#### [What this task involves]
Restate each line word for word. Leave out every picture.
>>
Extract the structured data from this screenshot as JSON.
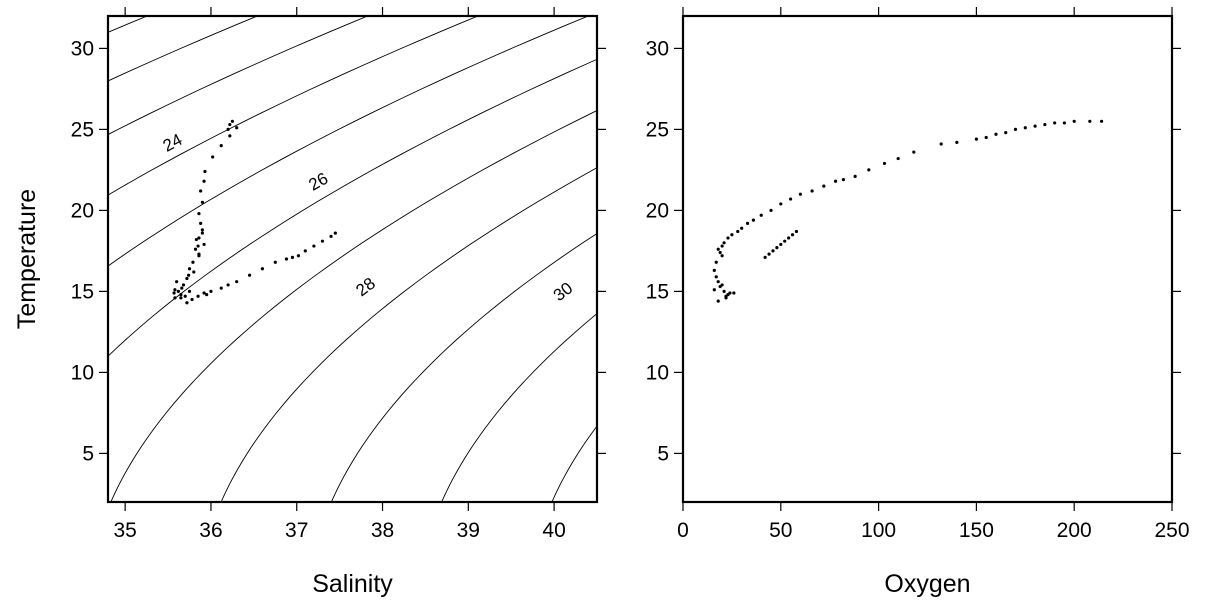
{
  "chart_data": [
    {
      "type": "scatter",
      "xlabel": "Salinity",
      "ylabel": "Temperature",
      "xlim": [
        34.8,
        40.5
      ],
      "ylim": [
        2,
        32
      ],
      "xticks": [
        35,
        36,
        37,
        38,
        39,
        40
      ],
      "yticks": [
        5,
        10,
        15,
        20,
        25,
        30
      ],
      "grid": false,
      "density_contours": {
        "levels": [
          21,
          22,
          23,
          24,
          25,
          26,
          27,
          28,
          29,
          30,
          31,
          32,
          33
        ],
        "labeled": [
          {
            "level": 24,
            "text": "24",
            "x": 35.55,
            "y": 24.2
          },
          {
            "level": 26,
            "text": "26",
            "x": 37.25,
            "y": 21.8
          },
          {
            "level": 28,
            "text": "28",
            "x": 37.8,
            "y": 15.3
          },
          {
            "level": 30,
            "text": "30",
            "x": 40.1,
            "y": 15.0
          }
        ]
      },
      "x": [
        36.25,
        36.22,
        36.2,
        36.3,
        36.22,
        36.12,
        36.02,
        35.93,
        35.92,
        35.88,
        35.9,
        35.86,
        35.88,
        35.9,
        35.83,
        35.85,
        35.86,
        35.82,
        35.86,
        35.9,
        35.92,
        35.86,
        35.79,
        35.75,
        35.74,
        35.72,
        35.68,
        35.66,
        35.6,
        35.58,
        35.57,
        35.58,
        35.62,
        35.65,
        35.72,
        35.78,
        35.85,
        35.92,
        35.95,
        36.0,
        36.12,
        36.2,
        36.3,
        36.45,
        36.6,
        36.75,
        36.88,
        36.95,
        37.02,
        37.1,
        37.2,
        37.3,
        37.4,
        37.45,
        35.7,
        35.75,
        35.8,
        35.65
      ],
      "y": [
        25.5,
        25.3,
        25.0,
        25.1,
        24.6,
        24.0,
        23.3,
        22.4,
        21.8,
        21.2,
        20.5,
        19.8,
        19.2,
        18.6,
        18.2,
        17.8,
        17.3,
        17.6,
        18.3,
        18.8,
        17.9,
        17.2,
        16.8,
        16.4,
        16.0,
        15.8,
        15.4,
        15.2,
        15.6,
        15.1,
        14.9,
        14.6,
        15.0,
        14.6,
        14.3,
        14.5,
        14.7,
        14.9,
        14.8,
        15.0,
        15.2,
        15.4,
        15.6,
        16.0,
        16.4,
        16.8,
        17.0,
        17.1,
        17.2,
        17.5,
        17.8,
        18.1,
        18.4,
        18.6,
        14.7,
        15.0,
        16.2,
        14.8
      ]
    },
    {
      "type": "scatter",
      "xlabel": "Oxygen",
      "ylabel": "",
      "xlim": [
        0,
        250
      ],
      "ylim": [
        2,
        32
      ],
      "xticks": [
        0,
        50,
        100,
        150,
        200,
        250
      ],
      "yticks": [
        5,
        10,
        15,
        20,
        25,
        30
      ],
      "grid": false,
      "x": [
        214,
        208,
        200,
        195,
        190,
        185,
        180,
        175,
        170,
        165,
        160,
        155,
        150,
        140,
        132,
        118,
        110,
        103,
        95,
        88,
        82,
        78,
        72,
        66,
        60,
        55,
        50,
        45,
        40,
        36,
        33,
        30,
        28,
        25,
        23,
        21,
        20,
        18,
        19,
        20,
        17,
        16,
        17,
        18,
        19,
        21,
        23,
        26,
        22,
        18,
        16,
        20,
        24,
        22,
        42,
        44,
        46,
        48,
        50,
        52,
        54,
        56,
        58
      ],
      "y": [
        25.5,
        25.5,
        25.5,
        25.4,
        25.4,
        25.3,
        25.2,
        25.1,
        25.0,
        24.8,
        24.7,
        24.5,
        24.4,
        24.2,
        24.1,
        23.6,
        23.2,
        22.9,
        22.5,
        22.1,
        21.9,
        21.8,
        21.5,
        21.2,
        21.0,
        20.7,
        20.4,
        20.0,
        19.7,
        19.4,
        19.2,
        18.9,
        18.7,
        18.5,
        18.3,
        18.0,
        17.8,
        17.6,
        17.4,
        17.2,
        16.8,
        16.3,
        15.9,
        15.6,
        15.3,
        15.0,
        14.8,
        14.9,
        14.6,
        14.4,
        15.1,
        15.4,
        14.9,
        14.7,
        17.1,
        17.3,
        17.5,
        17.7,
        17.9,
        18.1,
        18.3,
        18.5,
        18.7
      ]
    }
  ]
}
<<
#### [Complete output]
Extract the structured data from this screenshot as JSON.
{
  "chart_data": [
    {
      "type": "scatter",
      "xlabel": "Salinity",
      "ylabel": "Temperature",
      "xlim": [
        34.8,
        40.5
      ],
      "ylim": [
        2,
        32
      ],
      "xticks": [
        35,
        36,
        37,
        38,
        39,
        40
      ],
      "yticks": [
        5,
        10,
        15,
        20,
        25,
        30
      ],
      "grid": false,
      "density_contours": {
        "levels": [
          21,
          22,
          23,
          24,
          25,
          26,
          27,
          28,
          29,
          30,
          31,
          32,
          33
        ],
        "labeled": [
          {
            "level": 24,
            "text": "24",
            "x": 35.55,
            "y": 24.2
          },
          {
            "level": 26,
            "text": "26",
            "x": 37.25,
            "y": 21.8
          },
          {
            "level": 28,
            "text": "28",
            "x": 37.8,
            "y": 15.3
          },
          {
            "level": 30,
            "text": "30",
            "x": 40.1,
            "y": 15.0
          }
        ]
      },
      "x": [
        36.25,
        36.22,
        36.2,
        36.3,
        36.22,
        36.12,
        36.02,
        35.93,
        35.92,
        35.88,
        35.9,
        35.86,
        35.88,
        35.9,
        35.83,
        35.85,
        35.86,
        35.82,
        35.86,
        35.9,
        35.92,
        35.86,
        35.79,
        35.75,
        35.74,
        35.72,
        35.68,
        35.66,
        35.6,
        35.58,
        35.57,
        35.58,
        35.62,
        35.65,
        35.72,
        35.78,
        35.85,
        35.92,
        35.95,
        36.0,
        36.12,
        36.2,
        36.3,
        36.45,
        36.6,
        36.75,
        36.88,
        36.95,
        37.02,
        37.1,
        37.2,
        37.3,
        37.4,
        37.45,
        35.7,
        35.75,
        35.8,
        35.65
      ],
      "y": [
        25.5,
        25.3,
        25.0,
        25.1,
        24.6,
        24.0,
        23.3,
        22.4,
        21.8,
        21.2,
        20.5,
        19.8,
        19.2,
        18.6,
        18.2,
        17.8,
        17.3,
        17.6,
        18.3,
        18.8,
        17.9,
        17.2,
        16.8,
        16.4,
        16.0,
        15.8,
        15.4,
        15.2,
        15.6,
        15.1,
        14.9,
        14.6,
        15.0,
        14.6,
        14.3,
        14.5,
        14.7,
        14.9,
        14.8,
        15.0,
        15.2,
        15.4,
        15.6,
        16.0,
        16.4,
        16.8,
        17.0,
        17.1,
        17.2,
        17.5,
        17.8,
        18.1,
        18.4,
        18.6,
        14.7,
        15.0,
        16.2,
        14.8
      ]
    },
    {
      "type": "scatter",
      "xlabel": "Oxygen",
      "ylabel": "",
      "xlim": [
        0,
        250
      ],
      "ylim": [
        2,
        32
      ],
      "xticks": [
        0,
        50,
        100,
        150,
        200,
        250
      ],
      "yticks": [
        5,
        10,
        15,
        20,
        25,
        30
      ],
      "grid": false,
      "x": [
        214,
        208,
        200,
        195,
        190,
        185,
        180,
        175,
        170,
        165,
        160,
        155,
        150,
        140,
        132,
        118,
        110,
        103,
        95,
        88,
        82,
        78,
        72,
        66,
        60,
        55,
        50,
        45,
        40,
        36,
        33,
        30,
        28,
        25,
        23,
        21,
        20,
        18,
        19,
        20,
        17,
        16,
        17,
        18,
        19,
        21,
        23,
        26,
        22,
        18,
        16,
        20,
        24,
        22,
        42,
        44,
        46,
        48,
        50,
        52,
        54,
        56,
        58
      ],
      "y": [
        25.5,
        25.5,
        25.5,
        25.4,
        25.4,
        25.3,
        25.2,
        25.1,
        25.0,
        24.8,
        24.7,
        24.5,
        24.4,
        24.2,
        24.1,
        23.6,
        23.2,
        22.9,
        22.5,
        22.1,
        21.9,
        21.8,
        21.5,
        21.2,
        21.0,
        20.7,
        20.4,
        20.0,
        19.7,
        19.4,
        19.2,
        18.9,
        18.7,
        18.5,
        18.3,
        18.0,
        17.8,
        17.6,
        17.4,
        17.2,
        16.8,
        16.3,
        15.9,
        15.6,
        15.3,
        15.0,
        14.8,
        14.9,
        14.6,
        14.4,
        15.1,
        15.4,
        14.9,
        14.7,
        17.1,
        17.3,
        17.5,
        17.7,
        17.9,
        18.1,
        18.3,
        18.5,
        18.7
      ]
    }
  ]
}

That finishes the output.